ACTIONS TO TAKE
a. According to the Radio B92 text, what was the station's alternative cultural centre called?
b. From the Radio B92 text, duplicate the passage from "On the day NATO" up to and including "of independent media.".

SELECTED TEXT
--- begin ---

Radio B92 was founded in May, 1989, as an experimental youth station. It began broadcasting in Belgrade on a fifteen-day license. The station quickly grew into an institution with a broad range of activities. While the radio broadcast a mix of news, culture, entertainment and talk shows to the Belgrade audience, B92 also established a film and television production division, a publishing house, an Internet provider, a music label and its own alternative cultural centre, Cinema Rex.

By its tenth anniversary, in 1999, Radio B92 was the highest-rating radio station in Belgrade. The station’s news program also provided the core current affairs programming for the radio network of the Association of Independent Electronic Media (ANEM), a consortium of more than thirty independent broadcasters throughout Yugoslavia.

Radio B92 was shut down a number of times during the Miloševic era. The first two bans were imposed after the station’s full and frank reporting of mass demonstrations against the government and both were lifted within days in response to massive pressure from the domestic public and the international community.

On the day NATO began bombing Belgrade in 1999, Radio B92 shut down again, but continued to produce programs which were broadcast over the Internet and through the ANEM network. Nine days later a government-backed group seized control of the station’s premises and those of ANEM.

Not one of the station’s employees agreed to work for the new, Miloševic-friendly management. Instead they regrouped, fighting a rearguard action in private homes. In this way the B92 team kept up its flow of information through an Internet server in Amsterdam. Many of the company’s journalists continued to work, now as Belgrade correspondents for those member stations of the ANEM network which had managed to escape the wartime suppression of independent media.

--- end ---

AVAILABLE DATA
--- begin ---

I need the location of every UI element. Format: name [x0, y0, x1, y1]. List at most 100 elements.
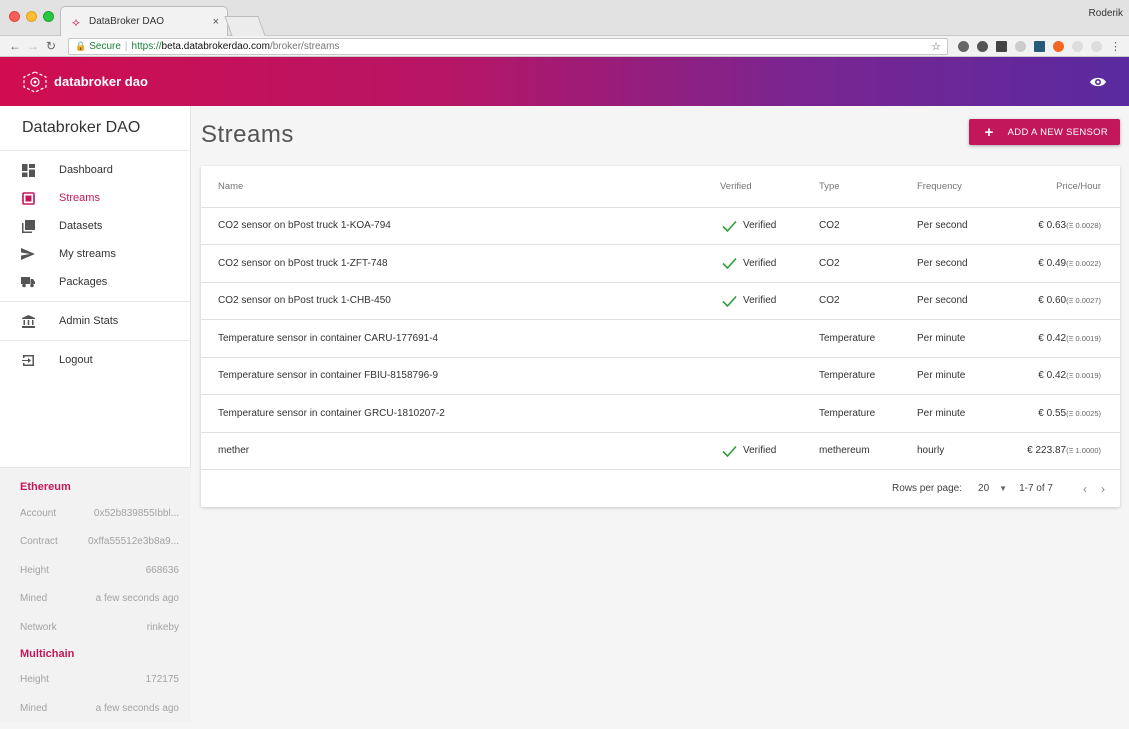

--- end ---

RESULTS BY TASK
a. Cinema Rex

b.
On the day NATO began bombing Belgrade in 1999, Radio B92 shut down again, but continued to produce programs which were broadcast over the Internet and through the ANEM network. Nine days later a government-backed group seized control of the station’s premises and those of ANEM.

Not one of the station’s employees agreed to work for the new, Miloševic-friendly management. Instead they regrouped, fighting a rearguard action in private homes. In this way the B92 team kept up its flow of information through an Internet server in Amsterdam. Many of the company’s journalists continued to work, now as Belgrade correspondents for those member stations of the ANEM network which had managed to escape the wartime suppression of independent media.